PROBLEM:
Find the word "JSON" in the material below and gather every line that contains it.

INFORMATION PROVIDED:

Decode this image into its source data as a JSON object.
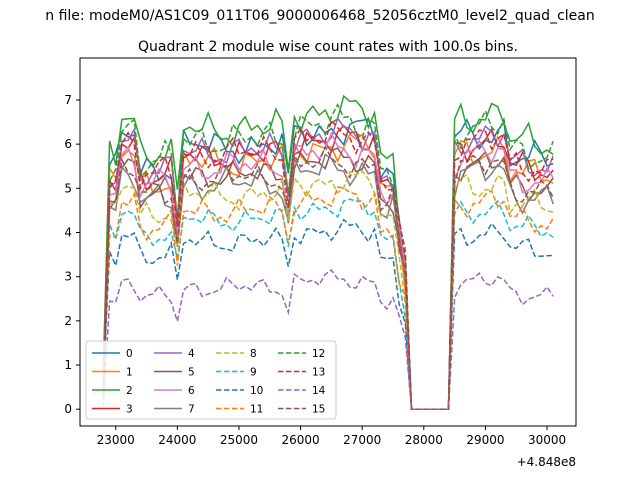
{
  "chart_data": {
    "type": "line",
    "suptitle": "n file: modeM0/AS1C09_011T06_9000006468_52056cztM0_level2_quad_clean",
    "title": "Quadrant 2 module wise count rates with 100.0s bins.",
    "xlabel": "",
    "ylabel": "",
    "x_offset_label": "+4.848e8",
    "xlim": [
      22420,
      30470
    ],
    "ylim": [
      -0.38,
      7.95
    ],
    "x_ticks": [
      23000,
      24000,
      25000,
      26000,
      27000,
      28000,
      29000,
      30000
    ],
    "x_tick_labels": [
      "23000",
      "24000",
      "25000",
      "26000",
      "27000",
      "28000",
      "29000",
      "30000"
    ],
    "y_ticks": [
      0,
      1,
      2,
      3,
      4,
      5,
      6,
      7
    ],
    "y_tick_labels": [
      "0",
      "1",
      "2",
      "3",
      "4",
      "5",
      "6",
      "7"
    ],
    "grid": false,
    "legend_position": "lower-left",
    "legend_columns": 4,
    "x_start": 22800,
    "x_step": 100,
    "series": [
      {
        "name": "0",
        "color": "#1f77b4",
        "dash": "solid",
        "level": 5.95,
        "amp": 0.4,
        "phase": 0.3
      },
      {
        "name": "1",
        "color": "#ff7f0e",
        "dash": "solid",
        "level": 5.6,
        "amp": 0.4,
        "phase": 1.1
      },
      {
        "name": "2",
        "color": "#2ca02c",
        "dash": "solid",
        "level": 6.35,
        "amp": 0.45,
        "phase": 2.0
      },
      {
        "name": "3",
        "color": "#d62728",
        "dash": "solid",
        "level": 5.75,
        "amp": 0.4,
        "phase": 2.7
      },
      {
        "name": "4",
        "color": "#9467bd",
        "dash": "solid",
        "level": 5.85,
        "amp": 0.4,
        "phase": 3.4
      },
      {
        "name": "5",
        "color": "#8c564b",
        "dash": "solid",
        "level": 5.3,
        "amp": 0.35,
        "phase": 4.1
      },
      {
        "name": "6",
        "color": "#e377c2",
        "dash": "solid",
        "level": 5.5,
        "amp": 0.4,
        "phase": 4.9
      },
      {
        "name": "7",
        "color": "#7f7f7f",
        "dash": "solid",
        "level": 5.1,
        "amp": 0.4,
        "phase": 5.6
      },
      {
        "name": "8",
        "color": "#bcbd22",
        "dash": "dashed",
        "level": 4.85,
        "amp": 0.35,
        "phase": 0.8
      },
      {
        "name": "9",
        "color": "#17becf",
        "dash": "dashed",
        "level": 4.3,
        "amp": 0.3,
        "phase": 1.6
      },
      {
        "name": "10",
        "color": "#1f77b4",
        "dash": "dashed",
        "level": 3.8,
        "amp": 0.3,
        "phase": 2.3
      },
      {
        "name": "11",
        "color": "#ff7f0e",
        "dash": "dashed",
        "level": 4.5,
        "amp": 0.35,
        "phase": 3.0
      },
      {
        "name": "12",
        "color": "#2ca02c",
        "dash": "dashed",
        "level": 6.1,
        "amp": 0.45,
        "phase": 3.8
      },
      {
        "name": "13",
        "color": "#d62728",
        "dash": "dashed",
        "level": 5.8,
        "amp": 0.4,
        "phase": 4.5
      },
      {
        "name": "14",
        "color": "#9467bd",
        "dash": "dashed",
        "level": 2.75,
        "amp": 0.25,
        "phase": 5.2
      },
      {
        "name": "15",
        "color": "#8c564b",
        "dash": "dashed",
        "level": 5.25,
        "amp": 0.35,
        "phase": 6.0
      }
    ]
  }
}
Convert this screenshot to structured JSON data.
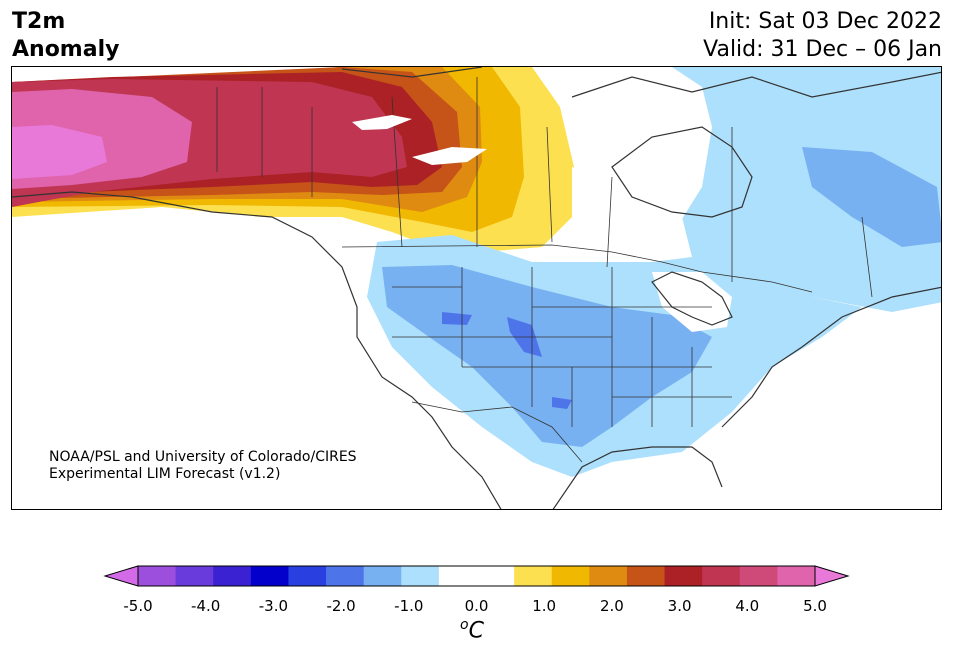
{
  "header": {
    "title_line1": "T2m",
    "title_line2": "Anomaly",
    "init": "Init: Sat 03 Dec 2022",
    "valid": "Valid: 31 Dec – 06 Jan"
  },
  "credit": {
    "line1": "NOAA/PSL and University of Colorado/CIRES",
    "line2": "Experimental LIM Forecast (v1.2)"
  },
  "colorbar": {
    "colors": [
      "#d36be8",
      "#9c4fdd",
      "#6a3bdc",
      "#3a22d3",
      "#0300cc",
      "#2a3fe0",
      "#4e74ea",
      "#78b1f2",
      "#ade0fc",
      "#ffffff",
      "#ffffff",
      "#fde050",
      "#f0b800",
      "#df8a10",
      "#c65318",
      "#ab2125",
      "#bf3552",
      "#cf4a79",
      "#df64ac",
      "#e879d8"
    ],
    "ticks": [
      "-5.0",
      "-4.0",
      "-3.0",
      "-2.0",
      "-1.0",
      "0.0",
      "1.0",
      "2.0",
      "3.0",
      "4.0",
      "5.0"
    ],
    "unit": "C",
    "unit_prefix": "o"
  },
  "map": {
    "region": "North America",
    "variable": "2-meter temperature anomaly"
  }
}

RIGHT ANSWER:
Decode this image into its source data as a JSON object.
Convert this screenshot to structured JSON data.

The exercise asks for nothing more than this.